* _EXERCISE_
Filter the records below down to lines containing "کرتا".
[INPUT start]
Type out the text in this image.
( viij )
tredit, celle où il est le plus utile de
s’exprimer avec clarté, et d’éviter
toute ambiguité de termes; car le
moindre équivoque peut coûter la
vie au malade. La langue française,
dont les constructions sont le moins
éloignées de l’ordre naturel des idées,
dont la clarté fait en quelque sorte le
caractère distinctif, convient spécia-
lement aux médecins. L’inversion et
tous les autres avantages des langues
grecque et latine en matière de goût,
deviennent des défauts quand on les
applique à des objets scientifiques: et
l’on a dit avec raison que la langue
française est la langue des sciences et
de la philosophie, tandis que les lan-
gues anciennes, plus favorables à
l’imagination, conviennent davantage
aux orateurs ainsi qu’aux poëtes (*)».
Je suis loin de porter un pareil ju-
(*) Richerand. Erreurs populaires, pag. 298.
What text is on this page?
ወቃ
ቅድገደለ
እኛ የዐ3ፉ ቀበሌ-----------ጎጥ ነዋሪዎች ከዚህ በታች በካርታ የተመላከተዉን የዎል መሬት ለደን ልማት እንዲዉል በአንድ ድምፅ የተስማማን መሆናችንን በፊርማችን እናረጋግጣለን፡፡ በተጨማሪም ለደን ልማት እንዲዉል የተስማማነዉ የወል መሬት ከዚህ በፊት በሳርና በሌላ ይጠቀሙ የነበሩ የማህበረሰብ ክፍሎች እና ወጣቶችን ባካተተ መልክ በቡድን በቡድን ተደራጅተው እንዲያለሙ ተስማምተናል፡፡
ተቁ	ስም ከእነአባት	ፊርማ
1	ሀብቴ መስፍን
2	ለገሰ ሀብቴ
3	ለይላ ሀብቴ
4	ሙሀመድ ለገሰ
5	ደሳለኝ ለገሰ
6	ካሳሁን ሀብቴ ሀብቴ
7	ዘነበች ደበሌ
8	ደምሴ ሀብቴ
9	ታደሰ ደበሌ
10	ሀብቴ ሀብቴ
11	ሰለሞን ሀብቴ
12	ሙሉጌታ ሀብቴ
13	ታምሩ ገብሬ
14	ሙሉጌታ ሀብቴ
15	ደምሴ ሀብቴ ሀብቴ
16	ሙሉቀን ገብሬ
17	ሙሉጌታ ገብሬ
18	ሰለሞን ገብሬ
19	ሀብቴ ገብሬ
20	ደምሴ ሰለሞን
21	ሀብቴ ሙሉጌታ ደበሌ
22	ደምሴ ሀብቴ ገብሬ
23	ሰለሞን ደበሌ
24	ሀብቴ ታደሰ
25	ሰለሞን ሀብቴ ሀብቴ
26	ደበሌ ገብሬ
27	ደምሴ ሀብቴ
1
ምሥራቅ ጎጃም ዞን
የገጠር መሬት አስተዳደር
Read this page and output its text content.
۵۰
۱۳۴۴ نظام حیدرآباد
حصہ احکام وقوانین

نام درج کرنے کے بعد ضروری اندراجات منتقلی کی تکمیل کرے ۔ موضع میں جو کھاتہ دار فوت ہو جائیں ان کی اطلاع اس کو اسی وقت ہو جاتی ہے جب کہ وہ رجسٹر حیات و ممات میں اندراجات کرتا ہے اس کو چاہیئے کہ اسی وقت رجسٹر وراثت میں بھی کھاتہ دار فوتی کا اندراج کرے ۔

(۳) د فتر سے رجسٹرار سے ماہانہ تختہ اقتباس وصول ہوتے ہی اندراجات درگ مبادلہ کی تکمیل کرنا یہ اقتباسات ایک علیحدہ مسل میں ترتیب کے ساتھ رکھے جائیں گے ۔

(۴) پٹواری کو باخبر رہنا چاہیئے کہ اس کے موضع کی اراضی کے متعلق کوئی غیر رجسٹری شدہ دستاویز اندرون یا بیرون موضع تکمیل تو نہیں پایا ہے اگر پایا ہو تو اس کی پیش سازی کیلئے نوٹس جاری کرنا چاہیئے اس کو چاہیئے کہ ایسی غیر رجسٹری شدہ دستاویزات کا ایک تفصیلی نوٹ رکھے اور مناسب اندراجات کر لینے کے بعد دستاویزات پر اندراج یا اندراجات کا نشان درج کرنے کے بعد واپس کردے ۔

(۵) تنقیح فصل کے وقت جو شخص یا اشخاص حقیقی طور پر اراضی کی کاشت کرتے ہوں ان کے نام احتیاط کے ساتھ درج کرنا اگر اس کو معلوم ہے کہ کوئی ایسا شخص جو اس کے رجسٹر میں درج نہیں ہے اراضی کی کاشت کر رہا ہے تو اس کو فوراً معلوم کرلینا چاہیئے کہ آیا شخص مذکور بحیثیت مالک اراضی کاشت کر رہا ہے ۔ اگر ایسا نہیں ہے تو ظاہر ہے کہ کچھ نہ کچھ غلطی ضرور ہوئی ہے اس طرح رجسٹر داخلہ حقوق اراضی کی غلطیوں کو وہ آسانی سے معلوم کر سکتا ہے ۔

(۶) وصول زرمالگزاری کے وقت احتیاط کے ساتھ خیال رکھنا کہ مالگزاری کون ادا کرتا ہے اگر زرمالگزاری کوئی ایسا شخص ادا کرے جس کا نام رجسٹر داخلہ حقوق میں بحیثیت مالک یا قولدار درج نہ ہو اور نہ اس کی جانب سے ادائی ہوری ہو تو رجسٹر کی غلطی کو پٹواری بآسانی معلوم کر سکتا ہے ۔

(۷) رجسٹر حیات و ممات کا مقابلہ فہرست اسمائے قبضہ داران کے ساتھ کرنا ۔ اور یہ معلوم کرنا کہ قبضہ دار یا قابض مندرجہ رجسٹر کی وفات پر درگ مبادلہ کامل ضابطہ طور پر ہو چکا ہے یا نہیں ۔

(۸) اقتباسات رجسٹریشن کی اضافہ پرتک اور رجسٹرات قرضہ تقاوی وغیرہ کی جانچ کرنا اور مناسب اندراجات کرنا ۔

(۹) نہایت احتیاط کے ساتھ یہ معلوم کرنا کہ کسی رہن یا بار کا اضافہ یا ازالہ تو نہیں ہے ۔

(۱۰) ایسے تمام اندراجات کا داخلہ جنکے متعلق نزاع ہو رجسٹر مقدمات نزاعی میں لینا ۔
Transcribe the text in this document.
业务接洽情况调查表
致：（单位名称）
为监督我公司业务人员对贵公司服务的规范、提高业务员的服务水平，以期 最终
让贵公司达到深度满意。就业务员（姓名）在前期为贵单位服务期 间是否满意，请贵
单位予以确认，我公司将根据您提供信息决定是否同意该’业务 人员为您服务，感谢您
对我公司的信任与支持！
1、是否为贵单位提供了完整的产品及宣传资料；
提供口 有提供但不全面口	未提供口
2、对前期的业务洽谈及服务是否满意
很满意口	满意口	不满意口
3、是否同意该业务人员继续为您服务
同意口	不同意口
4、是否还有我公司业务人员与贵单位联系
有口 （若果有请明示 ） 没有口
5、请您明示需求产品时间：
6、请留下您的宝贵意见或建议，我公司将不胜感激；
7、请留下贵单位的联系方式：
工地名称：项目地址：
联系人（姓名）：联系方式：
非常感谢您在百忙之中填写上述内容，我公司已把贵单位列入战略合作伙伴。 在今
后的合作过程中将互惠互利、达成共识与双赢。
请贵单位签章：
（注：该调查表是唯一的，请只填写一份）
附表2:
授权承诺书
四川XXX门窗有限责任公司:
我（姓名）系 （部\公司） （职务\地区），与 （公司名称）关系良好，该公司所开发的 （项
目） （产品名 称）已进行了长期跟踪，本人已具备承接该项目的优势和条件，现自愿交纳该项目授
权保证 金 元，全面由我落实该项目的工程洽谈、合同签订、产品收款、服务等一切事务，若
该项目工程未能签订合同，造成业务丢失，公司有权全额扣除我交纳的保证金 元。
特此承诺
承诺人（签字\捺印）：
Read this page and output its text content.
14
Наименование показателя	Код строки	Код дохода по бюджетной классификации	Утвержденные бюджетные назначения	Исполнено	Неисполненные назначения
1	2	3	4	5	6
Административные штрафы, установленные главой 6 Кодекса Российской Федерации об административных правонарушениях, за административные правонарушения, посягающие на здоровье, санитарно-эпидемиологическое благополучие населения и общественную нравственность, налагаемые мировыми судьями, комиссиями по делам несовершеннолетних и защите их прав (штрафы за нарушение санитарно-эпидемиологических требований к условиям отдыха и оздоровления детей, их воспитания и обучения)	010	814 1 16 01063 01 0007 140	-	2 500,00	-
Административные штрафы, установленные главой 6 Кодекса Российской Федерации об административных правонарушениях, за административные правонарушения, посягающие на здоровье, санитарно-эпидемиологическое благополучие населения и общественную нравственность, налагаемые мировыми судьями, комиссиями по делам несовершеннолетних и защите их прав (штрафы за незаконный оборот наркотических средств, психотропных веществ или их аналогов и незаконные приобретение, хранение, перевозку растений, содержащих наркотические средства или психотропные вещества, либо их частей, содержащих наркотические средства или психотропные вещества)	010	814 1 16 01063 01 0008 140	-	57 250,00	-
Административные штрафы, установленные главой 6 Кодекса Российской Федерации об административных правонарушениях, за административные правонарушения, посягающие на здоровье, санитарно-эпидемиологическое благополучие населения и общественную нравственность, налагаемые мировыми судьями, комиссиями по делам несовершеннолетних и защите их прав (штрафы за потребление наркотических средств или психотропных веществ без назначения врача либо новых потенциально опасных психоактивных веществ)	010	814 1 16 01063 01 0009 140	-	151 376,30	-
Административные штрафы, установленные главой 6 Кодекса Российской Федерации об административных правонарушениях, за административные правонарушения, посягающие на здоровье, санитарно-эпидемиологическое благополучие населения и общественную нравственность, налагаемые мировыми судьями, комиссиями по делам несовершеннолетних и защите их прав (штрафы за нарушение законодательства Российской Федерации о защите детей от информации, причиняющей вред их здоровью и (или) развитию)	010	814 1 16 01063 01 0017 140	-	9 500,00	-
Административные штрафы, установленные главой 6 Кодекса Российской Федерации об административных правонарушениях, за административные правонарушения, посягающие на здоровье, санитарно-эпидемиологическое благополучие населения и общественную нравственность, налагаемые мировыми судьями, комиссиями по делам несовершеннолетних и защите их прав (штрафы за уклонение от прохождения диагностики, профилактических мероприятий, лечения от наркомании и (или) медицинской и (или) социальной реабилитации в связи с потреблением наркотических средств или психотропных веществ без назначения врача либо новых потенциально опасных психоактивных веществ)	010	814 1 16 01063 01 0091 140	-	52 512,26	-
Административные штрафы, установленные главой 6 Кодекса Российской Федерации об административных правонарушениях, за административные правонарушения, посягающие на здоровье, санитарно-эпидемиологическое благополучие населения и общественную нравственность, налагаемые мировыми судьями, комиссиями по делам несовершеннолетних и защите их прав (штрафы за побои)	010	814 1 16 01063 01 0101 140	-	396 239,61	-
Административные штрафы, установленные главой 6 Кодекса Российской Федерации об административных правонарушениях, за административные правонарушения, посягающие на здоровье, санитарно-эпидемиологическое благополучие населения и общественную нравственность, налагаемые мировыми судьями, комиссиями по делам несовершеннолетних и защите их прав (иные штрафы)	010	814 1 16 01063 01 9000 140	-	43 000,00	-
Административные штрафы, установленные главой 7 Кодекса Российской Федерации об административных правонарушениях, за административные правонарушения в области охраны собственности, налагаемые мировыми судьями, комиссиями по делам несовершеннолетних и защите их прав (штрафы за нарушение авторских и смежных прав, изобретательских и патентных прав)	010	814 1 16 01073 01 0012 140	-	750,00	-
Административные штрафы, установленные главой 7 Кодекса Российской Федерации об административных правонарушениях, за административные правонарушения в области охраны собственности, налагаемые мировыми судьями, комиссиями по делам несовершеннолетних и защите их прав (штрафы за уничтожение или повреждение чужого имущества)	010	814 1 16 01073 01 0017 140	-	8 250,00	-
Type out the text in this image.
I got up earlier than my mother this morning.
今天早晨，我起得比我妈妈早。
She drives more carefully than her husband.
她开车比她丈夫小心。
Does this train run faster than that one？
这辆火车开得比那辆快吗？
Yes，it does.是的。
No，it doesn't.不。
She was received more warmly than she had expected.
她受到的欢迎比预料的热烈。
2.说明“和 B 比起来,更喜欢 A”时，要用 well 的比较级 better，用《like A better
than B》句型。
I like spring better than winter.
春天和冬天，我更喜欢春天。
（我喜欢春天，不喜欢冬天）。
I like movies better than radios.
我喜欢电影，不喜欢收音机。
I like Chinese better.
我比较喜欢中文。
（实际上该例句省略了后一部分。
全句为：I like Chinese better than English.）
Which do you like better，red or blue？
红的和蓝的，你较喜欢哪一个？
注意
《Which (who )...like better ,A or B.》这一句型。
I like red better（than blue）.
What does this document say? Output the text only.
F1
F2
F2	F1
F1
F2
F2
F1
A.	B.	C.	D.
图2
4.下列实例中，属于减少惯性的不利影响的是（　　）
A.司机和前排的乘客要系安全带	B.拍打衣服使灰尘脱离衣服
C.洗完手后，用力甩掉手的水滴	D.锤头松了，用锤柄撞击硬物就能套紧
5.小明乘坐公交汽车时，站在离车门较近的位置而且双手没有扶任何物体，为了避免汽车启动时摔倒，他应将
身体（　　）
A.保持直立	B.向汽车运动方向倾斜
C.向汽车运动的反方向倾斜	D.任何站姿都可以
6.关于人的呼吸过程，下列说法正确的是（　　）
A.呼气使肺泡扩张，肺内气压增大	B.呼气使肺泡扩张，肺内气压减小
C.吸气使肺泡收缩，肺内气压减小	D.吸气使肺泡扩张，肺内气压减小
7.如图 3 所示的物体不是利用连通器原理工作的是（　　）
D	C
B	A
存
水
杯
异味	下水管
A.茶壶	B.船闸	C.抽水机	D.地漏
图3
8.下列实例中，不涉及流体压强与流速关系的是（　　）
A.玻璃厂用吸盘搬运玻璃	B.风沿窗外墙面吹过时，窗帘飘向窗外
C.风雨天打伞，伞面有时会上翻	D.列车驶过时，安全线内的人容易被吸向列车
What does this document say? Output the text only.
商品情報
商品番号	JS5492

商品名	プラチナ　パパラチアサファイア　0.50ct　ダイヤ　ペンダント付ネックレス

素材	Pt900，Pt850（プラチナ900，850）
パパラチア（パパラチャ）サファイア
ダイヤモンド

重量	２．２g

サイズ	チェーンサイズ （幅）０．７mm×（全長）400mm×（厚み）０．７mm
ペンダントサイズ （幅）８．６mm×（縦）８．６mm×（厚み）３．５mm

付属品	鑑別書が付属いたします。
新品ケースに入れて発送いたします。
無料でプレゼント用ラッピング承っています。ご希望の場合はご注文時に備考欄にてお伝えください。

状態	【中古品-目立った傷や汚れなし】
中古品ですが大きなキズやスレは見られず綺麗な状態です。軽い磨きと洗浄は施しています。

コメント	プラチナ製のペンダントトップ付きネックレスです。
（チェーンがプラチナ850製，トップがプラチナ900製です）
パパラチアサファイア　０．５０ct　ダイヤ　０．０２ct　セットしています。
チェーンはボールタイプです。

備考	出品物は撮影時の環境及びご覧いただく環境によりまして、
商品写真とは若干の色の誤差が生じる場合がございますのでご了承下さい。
[INPUT end]
* _FINAL RESULT_
نام درج کرنے کے بعد ضروری اندراجات منتقلی کی تکمیل کرے ۔ موضع میں جو کھاتہ دار فوت ہو جائیں ان کی اطلاع اس کو اسی وقت ہو جاتی ہے جب کہ وہ رجسٹر حیات و ممات میں اندراجات کرتا ہے اس کو چاہیئے کہ اسی وقت رجسٹر وراثت میں بھی کھاتہ دار فوتی کا اندراج کرے ۔
(۶) وصول زرمالگزاری کے وقت احتیاط کے ساتھ خیال رکھنا کہ مالگزاری کون ادا کرتا ہے اگر زرمالگزاری کوئی ایسا شخص ادا کرے جس کا نام رجسٹر داخلہ حقوق میں بحیثیت مالک یا قولدار درج نہ ہو اور نہ اس کی جانب سے ادائی ہوری ہو تو رجسٹر کی غلطی کو پٹواری بآسانی معلوم کر سکتا ہے ۔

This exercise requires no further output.